What the exercise asks
Retype each record below word for word. Leave the pictures out.

Source data
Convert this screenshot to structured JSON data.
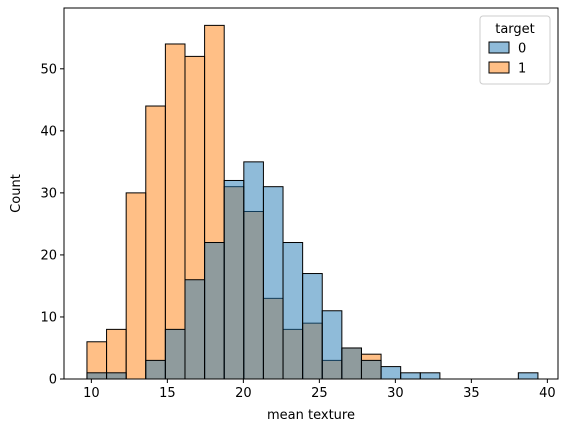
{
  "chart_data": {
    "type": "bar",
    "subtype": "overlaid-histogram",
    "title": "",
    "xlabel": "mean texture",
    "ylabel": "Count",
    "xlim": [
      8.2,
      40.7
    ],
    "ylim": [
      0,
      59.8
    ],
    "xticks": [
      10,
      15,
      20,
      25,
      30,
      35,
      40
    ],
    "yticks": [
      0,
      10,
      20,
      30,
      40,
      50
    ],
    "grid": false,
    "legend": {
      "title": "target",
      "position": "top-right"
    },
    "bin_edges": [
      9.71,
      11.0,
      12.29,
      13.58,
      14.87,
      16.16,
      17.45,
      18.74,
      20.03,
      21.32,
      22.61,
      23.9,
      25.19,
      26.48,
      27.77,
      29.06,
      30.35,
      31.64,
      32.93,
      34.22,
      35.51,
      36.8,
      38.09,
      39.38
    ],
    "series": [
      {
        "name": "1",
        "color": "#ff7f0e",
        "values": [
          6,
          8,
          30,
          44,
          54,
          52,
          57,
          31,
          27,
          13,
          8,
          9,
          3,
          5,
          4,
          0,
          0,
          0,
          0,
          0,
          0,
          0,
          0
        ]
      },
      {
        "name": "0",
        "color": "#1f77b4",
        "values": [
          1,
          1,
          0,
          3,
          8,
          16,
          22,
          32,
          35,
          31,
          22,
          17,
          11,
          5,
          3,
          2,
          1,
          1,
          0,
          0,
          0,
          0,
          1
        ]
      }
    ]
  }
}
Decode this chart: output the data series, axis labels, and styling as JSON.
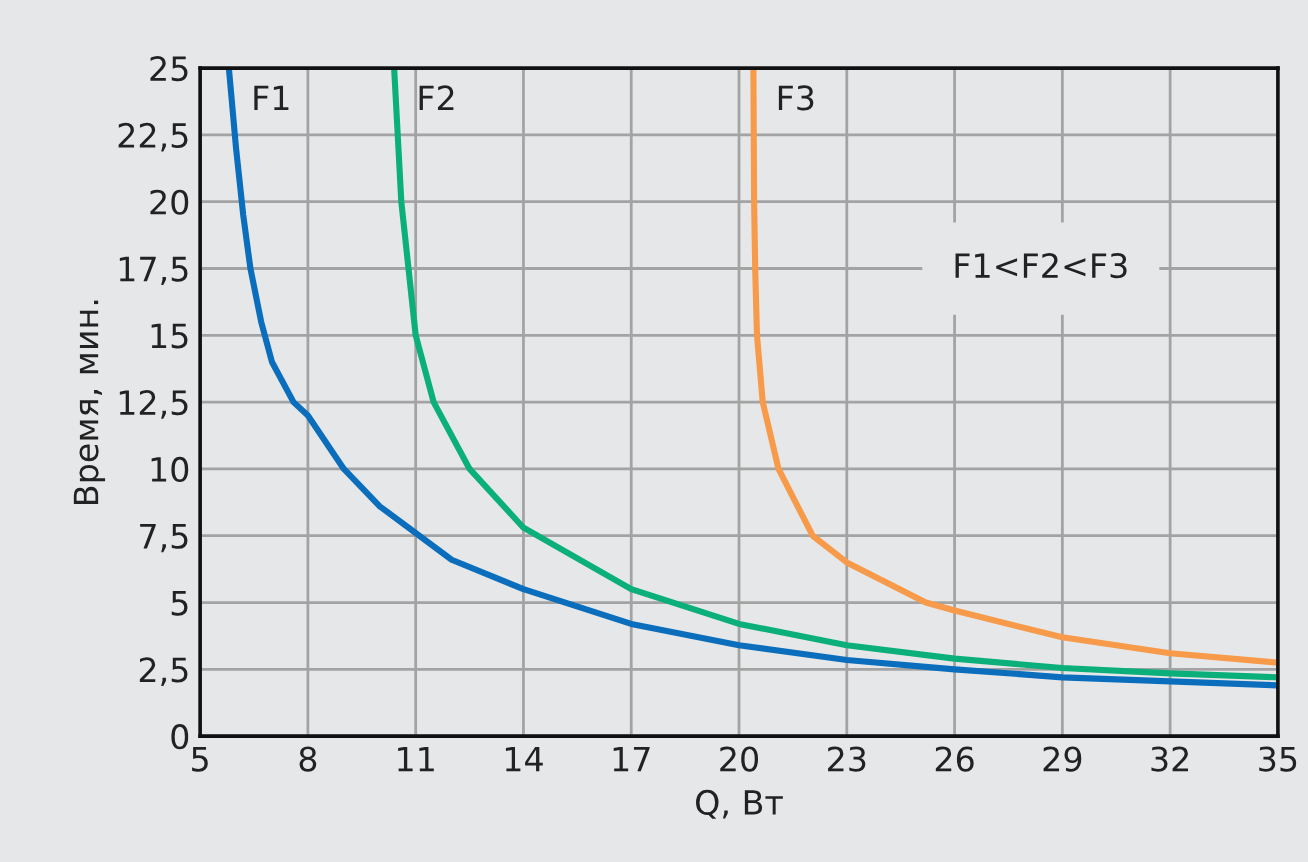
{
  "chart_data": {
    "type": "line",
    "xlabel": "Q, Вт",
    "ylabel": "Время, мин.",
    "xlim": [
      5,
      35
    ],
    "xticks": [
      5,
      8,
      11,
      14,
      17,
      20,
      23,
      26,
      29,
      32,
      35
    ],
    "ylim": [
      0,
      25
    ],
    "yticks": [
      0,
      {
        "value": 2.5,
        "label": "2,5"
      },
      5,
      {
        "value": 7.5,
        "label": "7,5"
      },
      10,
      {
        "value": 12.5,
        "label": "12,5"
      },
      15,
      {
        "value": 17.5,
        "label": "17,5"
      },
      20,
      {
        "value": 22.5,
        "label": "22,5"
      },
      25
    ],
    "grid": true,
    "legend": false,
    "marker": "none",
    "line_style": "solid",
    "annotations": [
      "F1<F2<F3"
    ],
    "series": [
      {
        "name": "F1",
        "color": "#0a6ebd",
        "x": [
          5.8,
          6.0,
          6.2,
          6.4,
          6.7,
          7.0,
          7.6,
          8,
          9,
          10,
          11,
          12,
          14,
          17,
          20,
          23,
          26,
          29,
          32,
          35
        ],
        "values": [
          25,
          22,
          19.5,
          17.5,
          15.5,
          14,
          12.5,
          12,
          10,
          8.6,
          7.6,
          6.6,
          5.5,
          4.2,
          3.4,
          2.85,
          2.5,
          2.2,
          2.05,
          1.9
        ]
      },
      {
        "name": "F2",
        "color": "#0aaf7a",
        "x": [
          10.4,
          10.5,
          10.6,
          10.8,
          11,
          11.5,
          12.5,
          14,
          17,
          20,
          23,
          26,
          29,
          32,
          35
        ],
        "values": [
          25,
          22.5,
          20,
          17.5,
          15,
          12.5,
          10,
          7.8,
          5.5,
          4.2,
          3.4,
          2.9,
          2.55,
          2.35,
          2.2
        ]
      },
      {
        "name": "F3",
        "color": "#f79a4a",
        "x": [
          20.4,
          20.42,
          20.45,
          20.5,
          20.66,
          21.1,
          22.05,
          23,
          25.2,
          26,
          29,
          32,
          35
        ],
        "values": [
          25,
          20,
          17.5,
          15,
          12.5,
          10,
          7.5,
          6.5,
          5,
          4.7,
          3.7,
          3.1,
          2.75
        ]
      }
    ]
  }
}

Task answer
Convert this screenshot to structured JSON data.
{
  "chart_data": {
    "type": "bar",
    "subtype": "overlaid-histogram",
    "title": "",
    "xlabel": "mean texture",
    "ylabel": "Count",
    "xlim": [
      8.2,
      40.7
    ],
    "ylim": [
      0,
      59.8
    ],
    "xticks": [
      10,
      15,
      20,
      25,
      30,
      35,
      40
    ],
    "yticks": [
      0,
      10,
      20,
      30,
      40,
      50
    ],
    "grid": false,
    "legend": {
      "title": "target",
      "position": "top-right"
    },
    "bin_edges": [
      9.71,
      11.0,
      12.29,
      13.58,
      14.87,
      16.16,
      17.45,
      18.74,
      20.03,
      21.32,
      22.61,
      23.9,
      25.19,
      26.48,
      27.77,
      29.06,
      30.35,
      31.64,
      32.93,
      34.22,
      35.51,
      36.8,
      38.09,
      39.38
    ],
    "series": [
      {
        "name": "1",
        "color": "#ff7f0e",
        "values": [
          6,
          8,
          30,
          44,
          54,
          52,
          57,
          31,
          27,
          13,
          8,
          9,
          3,
          5,
          4,
          0,
          0,
          0,
          0,
          0,
          0,
          0,
          0
        ]
      },
      {
        "name": "0",
        "color": "#1f77b4",
        "values": [
          1,
          1,
          0,
          3,
          8,
          16,
          22,
          32,
          35,
          31,
          22,
          17,
          11,
          5,
          3,
          2,
          1,
          1,
          0,
          0,
          0,
          0,
          1
        ]
      }
    ]
  }
}
Decode this chart: output the data series, axis labels, and styling as JSON.
{
  "chart_data": {
    "type": "line",
    "xlabel": "Q, Вт",
    "ylabel": "Время, мин.",
    "xlim": [
      5,
      35
    ],
    "xticks": [
      5,
      8,
      11,
      14,
      17,
      20,
      23,
      26,
      29,
      32,
      35
    ],
    "ylim": [
      0,
      25
    ],
    "yticks": [
      0,
      {
        "value": 2.5,
        "label": "2,5"
      },
      5,
      {
        "value": 7.5,
        "label": "7,5"
      },
      10,
      {
        "value": 12.5,
        "label": "12,5"
      },
      15,
      {
        "value": 17.5,
        "label": "17,5"
      },
      20,
      {
        "value": 22.5,
        "label": "22,5"
      },
      25
    ],
    "grid": true,
    "legend": false,
    "marker": "none",
    "line_style": "solid",
    "annotations": [
      "F1<F2<F3"
    ],
    "series": [
      {
        "name": "F1",
        "color": "#0a6ebd",
        "x": [
          5.8,
          6.0,
          6.2,
          6.4,
          6.7,
          7.0,
          7.6,
          8,
          9,
          10,
          11,
          12,
          14,
          17,
          20,
          23,
          26,
          29,
          32,
          35
        ],
        "values": [
          25,
          22,
          19.5,
          17.5,
          15.5,
          14,
          12.5,
          12,
          10,
          8.6,
          7.6,
          6.6,
          5.5,
          4.2,
          3.4,
          2.85,
          2.5,
          2.2,
          2.05,
          1.9
        ]
      },
      {
        "name": "F2",
        "color": "#0aaf7a",
        "x": [
          10.4,
          10.5,
          10.6,
          10.8,
          11,
          11.5,
          12.5,
          14,
          17,
          20,
          23,
          26,
          29,
          32,
          35
        ],
        "values": [
          25,
          22.5,
          20,
          17.5,
          15,
          12.5,
          10,
          7.8,
          5.5,
          4.2,
          3.4,
          2.9,
          2.55,
          2.35,
          2.2
        ]
      },
      {
        "name": "F3",
        "color": "#f79a4a",
        "x": [
          20.4,
          20.42,
          20.45,
          20.5,
          20.66,
          21.1,
          22.05,
          23,
          25.2,
          26,
          29,
          32,
          35
        ],
        "values": [
          25,
          20,
          17.5,
          15,
          12.5,
          10,
          7.5,
          6.5,
          5,
          4.7,
          3.7,
          3.1,
          2.75
        ]
      }
    ]
  }
}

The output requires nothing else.